WHAT IS REQUIRED: Write every record out again exactly, and keep images out of it.

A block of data
-- Begin --
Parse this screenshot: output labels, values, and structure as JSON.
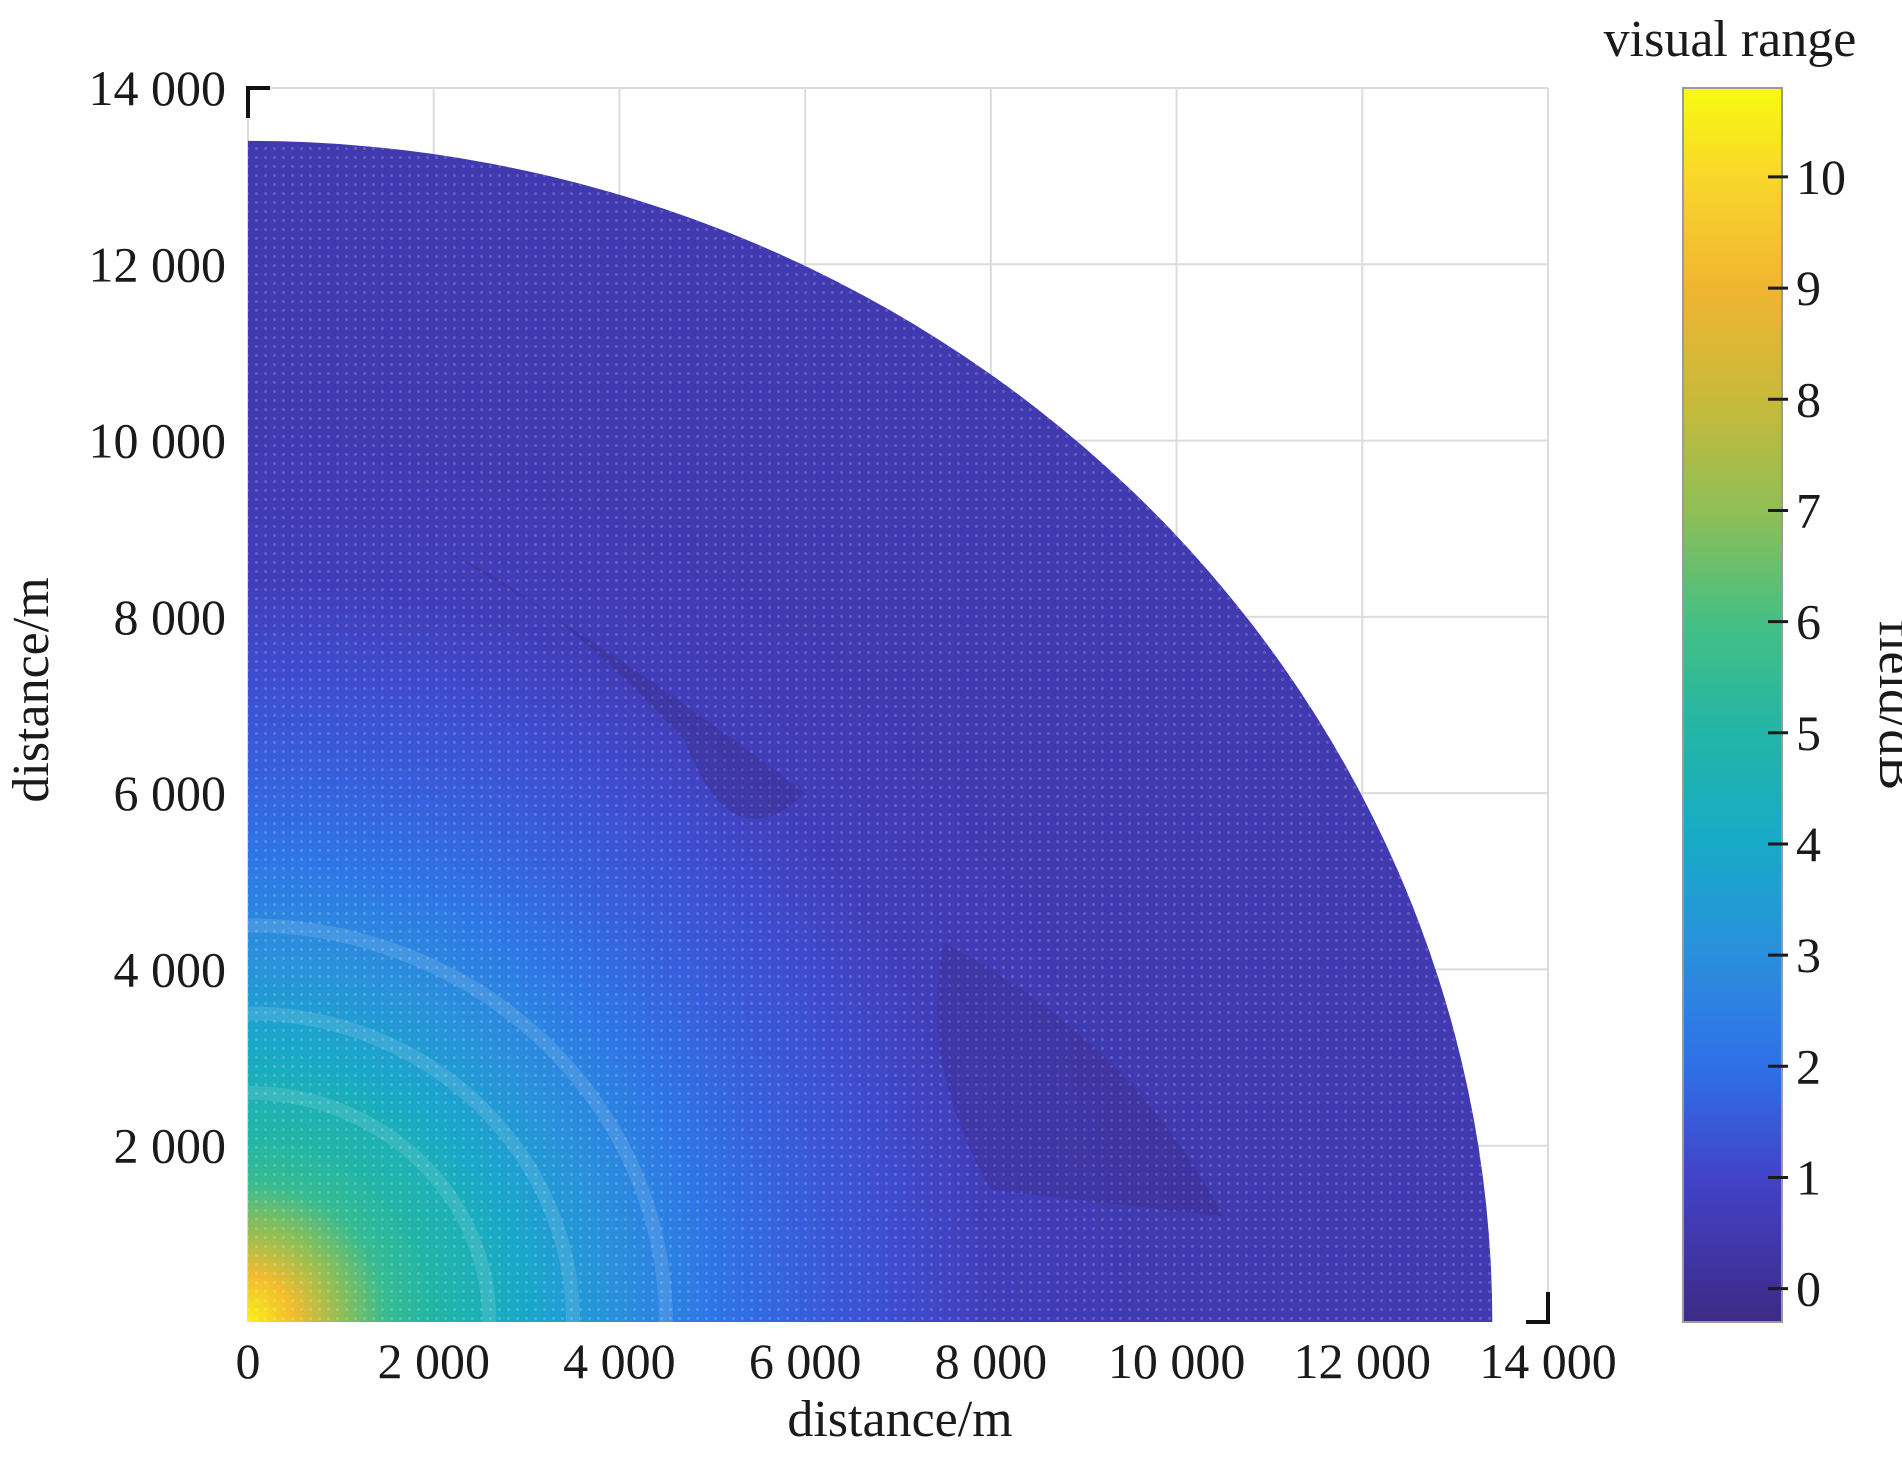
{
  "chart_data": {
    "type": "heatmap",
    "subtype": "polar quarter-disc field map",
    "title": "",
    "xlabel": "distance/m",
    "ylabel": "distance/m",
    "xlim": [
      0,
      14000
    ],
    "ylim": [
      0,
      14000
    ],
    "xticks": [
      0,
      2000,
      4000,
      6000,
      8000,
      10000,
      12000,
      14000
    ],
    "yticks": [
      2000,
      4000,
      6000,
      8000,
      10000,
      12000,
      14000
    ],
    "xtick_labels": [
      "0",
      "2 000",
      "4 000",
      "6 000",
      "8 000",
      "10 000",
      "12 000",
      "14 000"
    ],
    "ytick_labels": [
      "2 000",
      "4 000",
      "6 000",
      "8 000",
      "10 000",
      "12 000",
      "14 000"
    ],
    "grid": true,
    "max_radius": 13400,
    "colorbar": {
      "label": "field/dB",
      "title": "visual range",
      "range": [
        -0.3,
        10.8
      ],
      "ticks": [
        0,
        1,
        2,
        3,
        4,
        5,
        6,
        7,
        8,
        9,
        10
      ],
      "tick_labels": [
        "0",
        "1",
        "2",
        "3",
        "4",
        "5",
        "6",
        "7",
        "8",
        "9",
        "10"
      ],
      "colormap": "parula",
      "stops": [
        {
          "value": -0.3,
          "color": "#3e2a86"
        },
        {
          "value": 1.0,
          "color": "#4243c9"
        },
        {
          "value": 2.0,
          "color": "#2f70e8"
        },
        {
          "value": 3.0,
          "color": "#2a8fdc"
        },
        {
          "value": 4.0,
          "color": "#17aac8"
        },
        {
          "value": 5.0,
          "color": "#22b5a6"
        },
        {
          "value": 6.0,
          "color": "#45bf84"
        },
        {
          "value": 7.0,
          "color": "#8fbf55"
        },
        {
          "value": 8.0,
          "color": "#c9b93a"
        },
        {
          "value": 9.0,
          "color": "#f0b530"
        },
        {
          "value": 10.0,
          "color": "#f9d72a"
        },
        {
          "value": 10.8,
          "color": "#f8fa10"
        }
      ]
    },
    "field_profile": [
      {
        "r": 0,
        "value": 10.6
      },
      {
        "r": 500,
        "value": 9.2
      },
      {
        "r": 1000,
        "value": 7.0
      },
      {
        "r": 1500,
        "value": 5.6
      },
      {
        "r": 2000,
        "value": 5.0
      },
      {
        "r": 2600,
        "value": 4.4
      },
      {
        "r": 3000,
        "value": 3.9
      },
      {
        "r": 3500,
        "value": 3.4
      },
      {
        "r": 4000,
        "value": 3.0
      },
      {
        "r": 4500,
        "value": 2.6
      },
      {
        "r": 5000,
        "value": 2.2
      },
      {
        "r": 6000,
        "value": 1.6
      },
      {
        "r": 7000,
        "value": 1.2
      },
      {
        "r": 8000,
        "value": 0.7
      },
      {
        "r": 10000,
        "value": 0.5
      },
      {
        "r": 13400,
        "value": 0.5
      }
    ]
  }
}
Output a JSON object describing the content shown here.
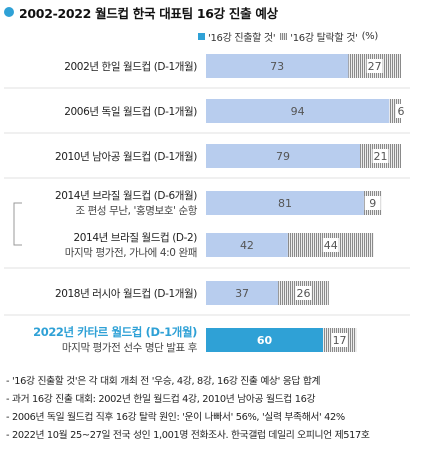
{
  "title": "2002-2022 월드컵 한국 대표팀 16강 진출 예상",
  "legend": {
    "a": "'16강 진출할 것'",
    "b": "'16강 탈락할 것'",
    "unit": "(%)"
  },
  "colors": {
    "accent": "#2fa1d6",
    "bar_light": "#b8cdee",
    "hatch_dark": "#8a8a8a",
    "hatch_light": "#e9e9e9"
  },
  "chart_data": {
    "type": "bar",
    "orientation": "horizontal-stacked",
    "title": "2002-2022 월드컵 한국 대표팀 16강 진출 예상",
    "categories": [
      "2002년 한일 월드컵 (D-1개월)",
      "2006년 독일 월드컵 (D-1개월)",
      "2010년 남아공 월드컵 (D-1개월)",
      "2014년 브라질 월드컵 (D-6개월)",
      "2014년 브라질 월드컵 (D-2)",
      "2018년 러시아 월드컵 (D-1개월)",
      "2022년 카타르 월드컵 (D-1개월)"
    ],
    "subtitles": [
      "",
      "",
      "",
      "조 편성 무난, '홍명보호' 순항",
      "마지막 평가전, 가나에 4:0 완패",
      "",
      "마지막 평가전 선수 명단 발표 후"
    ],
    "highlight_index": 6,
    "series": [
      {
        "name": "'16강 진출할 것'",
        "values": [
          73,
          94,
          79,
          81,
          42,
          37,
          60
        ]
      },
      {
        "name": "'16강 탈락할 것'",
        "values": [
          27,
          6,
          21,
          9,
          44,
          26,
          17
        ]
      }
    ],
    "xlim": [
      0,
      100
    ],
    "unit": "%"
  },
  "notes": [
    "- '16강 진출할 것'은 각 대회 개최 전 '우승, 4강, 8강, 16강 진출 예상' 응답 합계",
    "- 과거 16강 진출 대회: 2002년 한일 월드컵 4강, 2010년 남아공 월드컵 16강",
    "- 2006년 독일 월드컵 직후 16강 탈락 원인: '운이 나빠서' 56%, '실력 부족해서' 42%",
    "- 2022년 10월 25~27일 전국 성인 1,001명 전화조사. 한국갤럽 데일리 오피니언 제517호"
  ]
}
-- End --
EXERCISE RESULT:
Parse this screenshot: output labels, values, and structure as JSON.
{
  "chart_data": {
    "type": "heatmap",
    "subtype": "polar quarter-disc field map",
    "title": "",
    "xlabel": "distance/m",
    "ylabel": "distance/m",
    "xlim": [
      0,
      14000
    ],
    "ylim": [
      0,
      14000
    ],
    "xticks": [
      0,
      2000,
      4000,
      6000,
      8000,
      10000,
      12000,
      14000
    ],
    "yticks": [
      2000,
      4000,
      6000,
      8000,
      10000,
      12000,
      14000
    ],
    "xtick_labels": [
      "0",
      "2 000",
      "4 000",
      "6 000",
      "8 000",
      "10 000",
      "12 000",
      "14 000"
    ],
    "ytick_labels": [
      "2 000",
      "4 000",
      "6 000",
      "8 000",
      "10 000",
      "12 000",
      "14 000"
    ],
    "grid": true,
    "max_radius": 13400,
    "colorbar": {
      "label": "field/dB",
      "title": "visual range",
      "range": [
        -0.3,
        10.8
      ],
      "ticks": [
        0,
        1,
        2,
        3,
        4,
        5,
        6,
        7,
        8,
        9,
        10
      ],
      "tick_labels": [
        "0",
        "1",
        "2",
        "3",
        "4",
        "5",
        "6",
        "7",
        "8",
        "9",
        "10"
      ],
      "colormap": "parula",
      "stops": [
        {
          "value": -0.3,
          "color": "#3e2a86"
        },
        {
          "value": 1.0,
          "color": "#4243c9"
        },
        {
          "value": 2.0,
          "color": "#2f70e8"
        },
        {
          "value": 3.0,
          "color": "#2a8fdc"
        },
        {
          "value": 4.0,
          "color": "#17aac8"
        },
        {
          "value": 5.0,
          "color": "#22b5a6"
        },
        {
          "value": 6.0,
          "color": "#45bf84"
        },
        {
          "value": 7.0,
          "color": "#8fbf55"
        },
        {
          "value": 8.0,
          "color": "#c9b93a"
        },
        {
          "value": 9.0,
          "color": "#f0b530"
        },
        {
          "value": 10.0,
          "color": "#f9d72a"
        },
        {
          "value": 10.8,
          "color": "#f8fa10"
        }
      ]
    },
    "field_profile": [
      {
        "r": 0,
        "value": 10.6
      },
      {
        "r": 500,
        "value": 9.2
      },
      {
        "r": 1000,
        "value": 7.0
      },
      {
        "r": 1500,
        "value": 5.6
      },
      {
        "r": 2000,
        "value": 5.0
      },
      {
        "r": 2600,
        "value": 4.4
      },
      {
        "r": 3000,
        "value": 3.9
      },
      {
        "r": 3500,
        "value": 3.4
      },
      {
        "r": 4000,
        "value": 3.0
      },
      {
        "r": 4500,
        "value": 2.6
      },
      {
        "r": 5000,
        "value": 2.2
      },
      {
        "r": 6000,
        "value": 1.6
      },
      {
        "r": 7000,
        "value": 1.2
      },
      {
        "r": 8000,
        "value": 0.7
      },
      {
        "r": 10000,
        "value": 0.5
      },
      {
        "r": 13400,
        "value": 0.5
      }
    ]
  }
}
Output a JSON object describing the content shown here.
{
  "title": "2002-2022 월드컵 한국 대표팀 16강 진출 예상",
  "legend": {
    "a": "'16강 진출할 것'",
    "b": "'16강 탈락할 것'",
    "unit": "(%)"
  },
  "colors": {
    "accent": "#2fa1d6",
    "bar_light": "#b8cdee",
    "hatch_dark": "#8a8a8a",
    "hatch_light": "#e9e9e9"
  },
  "chart_data": {
    "type": "bar",
    "orientation": "horizontal-stacked",
    "title": "2002-2022 월드컵 한국 대표팀 16강 진출 예상",
    "categories": [
      "2002년 한일 월드컵 (D-1개월)",
      "2006년 독일 월드컵 (D-1개월)",
      "2010년 남아공 월드컵 (D-1개월)",
      "2014년 브라질 월드컵 (D-6개월)",
      "2014년 브라질 월드컵 (D-2)",
      "2018년 러시아 월드컵 (D-1개월)",
      "2022년 카타르 월드컵 (D-1개월)"
    ],
    "subtitles": [
      "",
      "",
      "",
      "조 편성 무난, '홍명보호' 순항",
      "마지막 평가전, 가나에 4:0 완패",
      "",
      "마지막 평가전 선수 명단 발표 후"
    ],
    "highlight_index": 6,
    "series": [
      {
        "name": "'16강 진출할 것'",
        "values": [
          73,
          94,
          79,
          81,
          42,
          37,
          60
        ]
      },
      {
        "name": "'16강 탈락할 것'",
        "values": [
          27,
          6,
          21,
          9,
          44,
          26,
          17
        ]
      }
    ],
    "xlim": [
      0,
      100
    ],
    "unit": "%"
  },
  "notes": [
    "- '16강 진출할 것'은 각 대회 개최 전 '우승, 4강, 8강, 16강 진출 예상' 응답 합계",
    "- 과거 16강 진출 대회: 2002년 한일 월드컵 4강, 2010년 남아공 월드컵 16강",
    "- 2006년 독일 월드컵 직후 16강 탈락 원인: '운이 나빠서' 56%, '실력 부족해서' 42%",
    "- 2022년 10월 25~27일 전국 성인 1,001명 전화조사. 한국갤럽 데일리 오피니언 제517호"
  ]
}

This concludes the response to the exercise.